— Begin —

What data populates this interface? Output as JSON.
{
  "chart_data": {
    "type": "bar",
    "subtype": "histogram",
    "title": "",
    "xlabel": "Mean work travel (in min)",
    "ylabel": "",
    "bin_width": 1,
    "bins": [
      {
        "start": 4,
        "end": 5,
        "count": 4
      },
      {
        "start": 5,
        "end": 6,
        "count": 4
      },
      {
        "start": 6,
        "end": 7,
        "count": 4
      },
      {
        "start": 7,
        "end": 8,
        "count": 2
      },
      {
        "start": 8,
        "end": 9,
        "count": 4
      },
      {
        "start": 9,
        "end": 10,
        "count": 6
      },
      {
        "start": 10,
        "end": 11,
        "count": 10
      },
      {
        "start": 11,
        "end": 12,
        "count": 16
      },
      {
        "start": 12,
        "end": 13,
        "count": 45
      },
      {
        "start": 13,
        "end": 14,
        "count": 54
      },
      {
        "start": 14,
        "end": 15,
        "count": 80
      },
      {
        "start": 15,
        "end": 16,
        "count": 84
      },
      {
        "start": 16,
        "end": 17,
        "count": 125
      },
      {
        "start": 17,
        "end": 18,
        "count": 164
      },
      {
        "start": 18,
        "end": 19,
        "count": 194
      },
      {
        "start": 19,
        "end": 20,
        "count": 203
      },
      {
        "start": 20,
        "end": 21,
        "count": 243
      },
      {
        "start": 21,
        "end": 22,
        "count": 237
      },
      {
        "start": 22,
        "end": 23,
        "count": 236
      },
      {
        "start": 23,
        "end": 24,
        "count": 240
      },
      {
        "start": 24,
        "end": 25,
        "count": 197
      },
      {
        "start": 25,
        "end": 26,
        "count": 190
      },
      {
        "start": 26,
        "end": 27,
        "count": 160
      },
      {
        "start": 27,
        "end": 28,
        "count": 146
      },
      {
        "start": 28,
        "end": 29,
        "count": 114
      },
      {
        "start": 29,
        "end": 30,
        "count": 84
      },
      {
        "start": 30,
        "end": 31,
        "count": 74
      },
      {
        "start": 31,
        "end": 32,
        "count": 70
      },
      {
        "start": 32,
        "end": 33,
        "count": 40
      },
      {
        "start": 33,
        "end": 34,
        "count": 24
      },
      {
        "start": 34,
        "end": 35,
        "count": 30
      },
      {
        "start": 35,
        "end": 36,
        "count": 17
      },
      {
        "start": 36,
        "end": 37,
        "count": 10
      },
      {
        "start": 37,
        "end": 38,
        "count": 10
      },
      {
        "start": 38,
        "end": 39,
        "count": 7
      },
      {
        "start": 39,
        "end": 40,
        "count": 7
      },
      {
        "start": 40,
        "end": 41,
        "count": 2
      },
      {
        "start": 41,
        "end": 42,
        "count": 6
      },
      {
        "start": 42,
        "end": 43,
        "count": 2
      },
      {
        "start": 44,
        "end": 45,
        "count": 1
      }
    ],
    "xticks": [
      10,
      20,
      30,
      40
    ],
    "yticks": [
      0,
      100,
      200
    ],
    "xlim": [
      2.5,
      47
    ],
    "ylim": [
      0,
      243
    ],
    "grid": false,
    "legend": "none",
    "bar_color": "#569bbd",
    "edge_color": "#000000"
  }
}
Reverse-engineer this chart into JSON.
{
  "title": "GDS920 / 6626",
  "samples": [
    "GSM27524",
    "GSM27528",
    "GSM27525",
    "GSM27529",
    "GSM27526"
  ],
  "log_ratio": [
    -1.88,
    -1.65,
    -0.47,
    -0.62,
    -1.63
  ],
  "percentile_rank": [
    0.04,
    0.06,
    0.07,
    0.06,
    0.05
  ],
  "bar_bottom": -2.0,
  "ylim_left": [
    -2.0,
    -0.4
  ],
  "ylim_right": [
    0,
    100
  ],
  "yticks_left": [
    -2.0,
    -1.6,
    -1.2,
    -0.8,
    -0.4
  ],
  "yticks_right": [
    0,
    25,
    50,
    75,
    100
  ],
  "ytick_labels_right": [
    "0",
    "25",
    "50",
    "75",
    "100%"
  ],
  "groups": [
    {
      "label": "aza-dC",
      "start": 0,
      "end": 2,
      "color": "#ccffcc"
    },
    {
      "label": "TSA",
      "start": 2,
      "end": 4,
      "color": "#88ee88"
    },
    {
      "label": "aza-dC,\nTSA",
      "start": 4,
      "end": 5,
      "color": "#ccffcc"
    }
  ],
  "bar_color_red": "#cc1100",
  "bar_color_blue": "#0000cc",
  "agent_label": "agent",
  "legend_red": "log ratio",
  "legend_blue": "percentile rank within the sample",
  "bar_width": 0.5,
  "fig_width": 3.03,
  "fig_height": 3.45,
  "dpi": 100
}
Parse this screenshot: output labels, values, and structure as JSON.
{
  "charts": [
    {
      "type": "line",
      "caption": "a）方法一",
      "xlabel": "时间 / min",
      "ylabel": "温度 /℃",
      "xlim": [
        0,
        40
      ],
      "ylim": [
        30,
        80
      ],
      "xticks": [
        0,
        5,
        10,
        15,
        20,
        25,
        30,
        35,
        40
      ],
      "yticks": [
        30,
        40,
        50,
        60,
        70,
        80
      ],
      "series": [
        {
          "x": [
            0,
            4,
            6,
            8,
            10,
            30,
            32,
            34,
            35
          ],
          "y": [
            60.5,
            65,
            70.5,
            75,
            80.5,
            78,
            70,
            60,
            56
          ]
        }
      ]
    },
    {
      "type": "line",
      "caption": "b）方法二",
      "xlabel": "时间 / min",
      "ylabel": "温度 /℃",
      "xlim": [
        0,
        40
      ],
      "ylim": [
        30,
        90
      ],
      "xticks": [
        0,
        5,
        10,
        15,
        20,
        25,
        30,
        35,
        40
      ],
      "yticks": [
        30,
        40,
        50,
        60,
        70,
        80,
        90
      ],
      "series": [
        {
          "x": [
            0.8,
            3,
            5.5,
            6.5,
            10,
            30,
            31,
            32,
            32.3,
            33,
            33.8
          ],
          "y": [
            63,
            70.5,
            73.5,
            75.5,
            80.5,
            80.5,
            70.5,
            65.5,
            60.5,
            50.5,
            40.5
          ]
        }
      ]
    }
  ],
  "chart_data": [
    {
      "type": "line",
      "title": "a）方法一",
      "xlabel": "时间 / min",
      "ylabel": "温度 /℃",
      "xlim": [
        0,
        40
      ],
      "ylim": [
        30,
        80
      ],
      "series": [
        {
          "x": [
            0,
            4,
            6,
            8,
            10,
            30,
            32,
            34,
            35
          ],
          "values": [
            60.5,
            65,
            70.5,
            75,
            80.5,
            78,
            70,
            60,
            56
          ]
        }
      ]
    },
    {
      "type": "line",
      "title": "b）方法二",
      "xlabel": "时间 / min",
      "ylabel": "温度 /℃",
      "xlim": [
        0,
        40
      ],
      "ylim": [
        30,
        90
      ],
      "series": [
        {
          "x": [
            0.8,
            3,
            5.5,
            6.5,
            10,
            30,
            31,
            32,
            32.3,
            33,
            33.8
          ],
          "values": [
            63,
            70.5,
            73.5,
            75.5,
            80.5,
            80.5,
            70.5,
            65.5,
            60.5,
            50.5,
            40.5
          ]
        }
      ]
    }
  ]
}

— End —

--- Short task ---
Copy out the data shown above without altering anything.

--- Answer to this exercise ---
What data populates this interface? Output as JSON.
{
  "chart_data": {
    "type": "bar",
    "subtype": "histogram",
    "title": "",
    "xlabel": "Mean work travel (in min)",
    "ylabel": "",
    "bin_width": 1,
    "bins": [
      {
        "start": 4,
        "end": 5,
        "count": 4
      },
      {
        "start": 5,
        "end": 6,
        "count": 4
      },
      {
        "start": 6,
        "end": 7,
        "count": 4
      },
      {
        "start": 7,
        "end": 8,
        "count": 2
      },
      {
        "start": 8,
        "end": 9,
        "count": 4
      },
      {
        "start": 9,
        "end": 10,
        "count": 6
      },
      {
        "start": 10,
        "end": 11,
        "count": 10
      },
      {
        "start": 11,
        "end": 12,
        "count": 16
      },
      {
        "start": 12,
        "end": 13,
        "count": 45
      },
      {
        "start": 13,
        "end": 14,
        "count": 54
      },
      {
        "start": 14,
        "end": 15,
        "count": 80
      },
      {
        "start": 15,
        "end": 16,
        "count": 84
      },
      {
        "start": 16,
        "end": 17,
        "count": 125
      },
      {
        "start": 17,
        "end": 18,
        "count": 164
      },
      {
        "start": 18,
        "end": 19,
        "count": 194
      },
      {
        "start": 19,
        "end": 20,
        "count": 203
      },
      {
        "start": 20,
        "end": 21,
        "count": 243
      },
      {
        "start": 21,
        "end": 22,
        "count": 237
      },
      {
        "start": 22,
        "end": 23,
        "count": 236
      },
      {
        "start": 23,
        "end": 24,
        "count": 240
      },
      {
        "start": 24,
        "end": 25,
        "count": 197
      },
      {
        "start": 25,
        "end": 26,
        "count": 190
      },
      {
        "start": 26,
        "end": 27,
        "count": 160
      },
      {
        "start": 27,
        "end": 28,
        "count": 146
      },
      {
        "start": 28,
        "end": 29,
        "count": 114
      },
      {
        "start": 29,
        "end": 30,
        "count": 84
      },
      {
        "start": 30,
        "end": 31,
        "count": 74
      },
      {
        "start": 31,
        "end": 32,
        "count": 70
      },
      {
        "start": 32,
        "end": 33,
        "count": 40
      },
      {
        "start": 33,
        "end": 34,
        "count": 24
      },
      {
        "start": 34,
        "end": 35,
        "count": 30
      },
      {
        "start": 35,
        "end": 36,
        "count": 17
      },
      {
        "start": 36,
        "end": 37,
        "count": 10
      },
      {
        "start": 37,
        "end": 38,
        "count": 10
      },
      {
        "start": 38,
        "end": 39,
        "count": 7
      },
      {
        "start": 39,
        "end": 40,
        "count": 7
      },
      {
        "start": 40,
        "end": 41,
        "count": 2
      },
      {
        "start": 41,
        "end": 42,
        "count": 6
      },
      {
        "start": 42,
        "end": 43,
        "count": 2
      },
      {
        "start": 44,
        "end": 45,
        "count": 1
      }
    ],
    "xticks": [
      10,
      20,
      30,
      40
    ],
    "yticks": [
      0,
      100,
      200
    ],
    "xlim": [
      2.5,
      47
    ],
    "ylim": [
      0,
      243
    ],
    "grid": false,
    "legend": "none",
    "bar_color": "#569bbd",
    "edge_color": "#000000"
  }
}
Reverse-engineer this chart into JSON.
{
  "title": "GDS920 / 6626",
  "samples": [
    "GSM27524",
    "GSM27528",
    "GSM27525",
    "GSM27529",
    "GSM27526"
  ],
  "log_ratio": [
    -1.88,
    -1.65,
    -0.47,
    -0.62,
    -1.63
  ],
  "percentile_rank": [
    0.04,
    0.06,
    0.07,
    0.06,
    0.05
  ],
  "bar_bottom": -2.0,
  "ylim_left": [
    -2.0,
    -0.4
  ],
  "ylim_right": [
    0,
    100
  ],
  "yticks_left": [
    -2.0,
    -1.6,
    -1.2,
    -0.8,
    -0.4
  ],
  "yticks_right": [
    0,
    25,
    50,
    75,
    100
  ],
  "ytick_labels_right": [
    "0",
    "25",
    "50",
    "75",
    "100%"
  ],
  "groups": [
    {
      "label": "aza-dC",
      "start": 0,
      "end": 2,
      "color": "#ccffcc"
    },
    {
      "label": "TSA",
      "start": 2,
      "end": 4,
      "color": "#88ee88"
    },
    {
      "label": "aza-dC,\nTSA",
      "start": 4,
      "end": 5,
      "color": "#ccffcc"
    }
  ],
  "bar_color_red": "#cc1100",
  "bar_color_blue": "#0000cc",
  "agent_label": "agent",
  "legend_red": "log ratio",
  "legend_blue": "percentile rank within the sample",
  "bar_width": 0.5,
  "fig_width": 3.03,
  "fig_height": 3.45,
  "dpi": 100
}
Parse this screenshot: output labels, values, and structure as JSON.
{
  "charts": [
    {
      "type": "line",
      "caption": "a）方法一",
      "xlabel": "时间 / min",
      "ylabel": "温度 /℃",
      "xlim": [
        0,
        40
      ],
      "ylim": [
        30,
        80
      ],
      "xticks": [
        0,
        5,
        10,
        15,
        20,
        25,
        30,
        35,
        40
      ],
      "yticks": [
        30,
        40,
        50,
        60,
        70,
        80
      ],
      "series": [
        {
          "x": [
            0,
            4,
            6,
            8,
            10,
            30,
            32,
            34,
            35
          ],
          "y": [
            60.5,
            65,
            70.5,
            75,
            80.5,
            78,
            70,
            60,
            56
          ]
        }
      ]
    },
    {
      "type": "line",
      "caption": "b）方法二",
      "xlabel": "时间 / min",
      "ylabel": "温度 /℃",
      "xlim": [
        0,
        40
      ],
      "ylim": [
        30,
        90
      ],
      "xticks": [
        0,
        5,
        10,
        15,
        20,
        25,
        30,
        35,
        40
      ],
      "yticks": [
        30,
        40,
        50,
        60,
        70,
        80,
        90
      ],
      "series": [
        {
          "x": [
            0.8,
            3,
            5.5,
            6.5,
            10,
            30,
            31,
            32,
            32.3,
            33,
            33.8
          ],
          "y": [
            63,
            70.5,
            73.5,
            75.5,
            80.5,
            80.5,
            70.5,
            65.5,
            60.5,
            50.5,
            40.5
          ]
        }
      ]
    }
  ],
  "chart_data": [
    {
      "type": "line",
      "title": "a）方法一",
      "xlabel": "时间 / min",
      "ylabel": "温度 /℃",
      "xlim": [
        0,
        40
      ],
      "ylim": [
        30,
        80
      ],
      "series": [
        {
          "x": [
            0,
            4,
            6,
            8,
            10,
            30,
            32,
            34,
            35
          ],
          "values": [
            60.5,
            65,
            70.5,
            75,
            80.5,
            78,
            70,
            60,
            56
          ]
        }
      ]
    },
    {
      "type": "line",
      "title": "b）方法二",
      "xlabel": "时间 / min",
      "ylabel": "温度 /℃",
      "xlim": [
        0,
        40
      ],
      "ylim": [
        30,
        90
      ],
      "series": [
        {
          "x": [
            0.8,
            3,
            5.5,
            6.5,
            10,
            30,
            31,
            32,
            32.3,
            33,
            33.8
          ],
          "values": [
            63,
            70.5,
            73.5,
            75.5,
            80.5,
            80.5,
            70.5,
            65.5,
            60.5,
            50.5,
            40.5
          ]
        }
      ]
    }
  ]
}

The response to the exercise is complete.